**TASK TO CARRY OUT**
Write out the abstract below on fluorine-doped double-perovskite cathodes word for word, in full.

**TEXT PASSAGE**
-------
Abstract

The use of LnBaCo2O5+δ (Ln = rare earth) cathodes in intermediate-temperature solid oxide fuel cells (IT-SOFCs) is limited by their high thermal expansion coefficients (TECs). Unfortunately, the electrocatalytic activity of LnBaCo2O5+δ cathodes is also decreased significantly while reducing the TECs. Here, we report the simultaneous enhancement of the oxygen-reduction activity and thermal expansion compatibility of the NdBaCoFeO5+δ (NBCF) double-perovskite cathode for IT-SOFCs via fluorine doping at the oxygen sites, that is, NdBaCoFeO5+δ-xFx (NBCFFx, x = 0.05 and 0.10). The maximum power density of the single cell with a configuration of NiO–Ce0.8Sm0.2O2/Ce0.8Sm0.2O2/La0.9Sr0.1Ga0.8Mg0.2O3−δ/NBCFF0.05 attains 504 mW cm–2 at 700 °C in dry H2. Compared with the pristine NBCF, the polarization resistances of NBCFF0.05 are down by 18.9, 17.0, 13.9, and 10.5% from 650 to 800 °C with an interval of 50 °C, respectively, while the average TEC is decreased by 3.6%. Based on the analysis of distribution of relaxation time from impedance data, the oxygen surface exchange and bulk diffusion are the rate-limiting steps in the oxygen-reduction reaction, which can be improved by fluorine doping. Our results suggest that the fluorine doping at oxygen sites shows a better ability to promote the performance of the cathode material in IT-SOFCs.
-------
**AVAILABLE DATA**
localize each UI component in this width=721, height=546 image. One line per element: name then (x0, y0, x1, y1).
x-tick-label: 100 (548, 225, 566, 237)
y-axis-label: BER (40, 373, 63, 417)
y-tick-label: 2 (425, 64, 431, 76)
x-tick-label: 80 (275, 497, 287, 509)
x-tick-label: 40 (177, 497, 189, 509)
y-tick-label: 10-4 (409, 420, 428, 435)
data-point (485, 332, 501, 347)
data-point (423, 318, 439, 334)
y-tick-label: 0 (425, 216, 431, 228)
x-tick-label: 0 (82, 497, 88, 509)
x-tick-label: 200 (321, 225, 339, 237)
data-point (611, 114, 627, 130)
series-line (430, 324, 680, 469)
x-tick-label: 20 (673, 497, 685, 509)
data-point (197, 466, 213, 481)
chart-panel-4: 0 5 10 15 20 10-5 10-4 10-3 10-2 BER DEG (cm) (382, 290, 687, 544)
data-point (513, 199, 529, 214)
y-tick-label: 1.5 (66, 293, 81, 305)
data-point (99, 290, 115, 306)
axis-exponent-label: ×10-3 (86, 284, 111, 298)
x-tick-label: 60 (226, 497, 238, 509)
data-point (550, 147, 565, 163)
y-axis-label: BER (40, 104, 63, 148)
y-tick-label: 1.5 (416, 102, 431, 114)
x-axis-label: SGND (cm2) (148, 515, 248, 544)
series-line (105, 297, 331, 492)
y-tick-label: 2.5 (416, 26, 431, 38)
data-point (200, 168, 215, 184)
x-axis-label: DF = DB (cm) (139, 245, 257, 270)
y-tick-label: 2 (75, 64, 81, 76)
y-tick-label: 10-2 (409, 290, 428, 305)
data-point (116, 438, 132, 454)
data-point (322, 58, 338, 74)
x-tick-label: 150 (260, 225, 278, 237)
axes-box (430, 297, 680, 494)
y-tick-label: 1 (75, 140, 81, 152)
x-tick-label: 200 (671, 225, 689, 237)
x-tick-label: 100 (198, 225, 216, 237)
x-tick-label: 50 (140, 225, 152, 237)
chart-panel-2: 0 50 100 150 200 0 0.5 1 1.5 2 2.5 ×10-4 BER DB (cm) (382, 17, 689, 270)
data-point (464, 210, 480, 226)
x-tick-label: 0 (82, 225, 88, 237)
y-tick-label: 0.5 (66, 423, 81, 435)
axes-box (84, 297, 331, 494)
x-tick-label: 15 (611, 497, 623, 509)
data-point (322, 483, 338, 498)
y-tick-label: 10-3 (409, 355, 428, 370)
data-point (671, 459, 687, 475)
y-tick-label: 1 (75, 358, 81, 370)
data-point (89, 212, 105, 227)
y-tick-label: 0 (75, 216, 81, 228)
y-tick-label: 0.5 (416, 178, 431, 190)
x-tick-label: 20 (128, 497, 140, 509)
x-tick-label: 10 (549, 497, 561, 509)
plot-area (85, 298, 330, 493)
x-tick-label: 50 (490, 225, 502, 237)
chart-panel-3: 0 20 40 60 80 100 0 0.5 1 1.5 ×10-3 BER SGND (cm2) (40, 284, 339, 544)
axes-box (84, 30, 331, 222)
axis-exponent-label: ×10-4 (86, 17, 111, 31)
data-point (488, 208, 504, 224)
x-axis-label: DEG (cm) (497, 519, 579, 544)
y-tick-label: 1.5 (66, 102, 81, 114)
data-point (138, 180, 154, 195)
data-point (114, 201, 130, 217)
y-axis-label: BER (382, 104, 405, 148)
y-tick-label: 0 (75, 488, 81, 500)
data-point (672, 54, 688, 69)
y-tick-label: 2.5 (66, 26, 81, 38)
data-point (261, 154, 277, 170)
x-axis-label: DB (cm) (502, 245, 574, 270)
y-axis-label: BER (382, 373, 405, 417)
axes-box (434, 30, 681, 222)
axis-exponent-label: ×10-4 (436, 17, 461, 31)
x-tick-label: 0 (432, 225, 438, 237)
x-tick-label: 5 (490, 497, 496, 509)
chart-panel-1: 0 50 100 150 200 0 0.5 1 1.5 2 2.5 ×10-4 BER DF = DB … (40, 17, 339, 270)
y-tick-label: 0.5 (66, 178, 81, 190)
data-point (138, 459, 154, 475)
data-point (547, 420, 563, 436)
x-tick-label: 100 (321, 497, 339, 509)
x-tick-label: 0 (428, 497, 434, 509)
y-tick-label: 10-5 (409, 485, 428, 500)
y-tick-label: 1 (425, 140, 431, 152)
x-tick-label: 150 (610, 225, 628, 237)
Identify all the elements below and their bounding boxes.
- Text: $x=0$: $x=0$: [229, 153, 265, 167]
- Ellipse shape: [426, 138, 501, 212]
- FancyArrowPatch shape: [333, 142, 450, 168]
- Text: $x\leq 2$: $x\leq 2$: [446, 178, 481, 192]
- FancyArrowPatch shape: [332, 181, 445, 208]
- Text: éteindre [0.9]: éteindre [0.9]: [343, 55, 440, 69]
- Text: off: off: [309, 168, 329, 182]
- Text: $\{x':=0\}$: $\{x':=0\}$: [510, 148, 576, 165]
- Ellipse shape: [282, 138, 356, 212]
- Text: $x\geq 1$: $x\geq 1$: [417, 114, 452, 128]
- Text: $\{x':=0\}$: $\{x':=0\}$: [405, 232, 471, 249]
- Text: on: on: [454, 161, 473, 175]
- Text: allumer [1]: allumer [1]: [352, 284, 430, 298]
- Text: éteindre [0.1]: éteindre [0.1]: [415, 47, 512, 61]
-------
**RESPONSE**
Abstract

The use of LnBaCo2O5+δ (Ln = rare earth) cathodes in intermediate-temperature solid oxide fuel cells (IT-SOFCs) is limited by their high thermal expansion coefficients (TECs). Unfortunately, the electrocatalytic activity of LnBaCo2O5+δ cathodes is also decreased significantly while reducing the TECs. Here, we report the simultaneous enhancement of the oxygen-reduction activity and thermal expansion compatibility of the NdBaCoFeO5+δ (NBCF) double-perovskite cathode for IT-SOFCs via fluorine doping at the oxygen sites, that is, NdBaCoFeO5+δ-xFx (NBCFFx, x = 0.05 and 0.10). The maximum power density of the single cell with a configuration of NiO–Ce0.8Sm0.2O2/Ce0.8Sm0.2O2/La0.9Sr0.1Ga0.8Mg0.2O3−δ/NBCFF0.05 attains 504 mW cm–2 at 700 °C in dry H2. Compared with the pristine NBCF, the polarization resistances of NBCFF0.05 are down by 18.9, 17.0, 13.9, and 10.5% from 650 to 800 °C with an interval of 50 °C, respectively, while the average TEC is decreased by 3.6%. Based on the analysis of distribution of relaxation time from impedance data, the oxygen surface exchange and bulk diffusion are the rate-limiting steps in the oxygen-reduction reaction, which can be improved by fluorine doping. Our results suggest that the fluorine doping at oxygen sites shows a better ability to promote the performance of the cathode material in IT-SOFCs.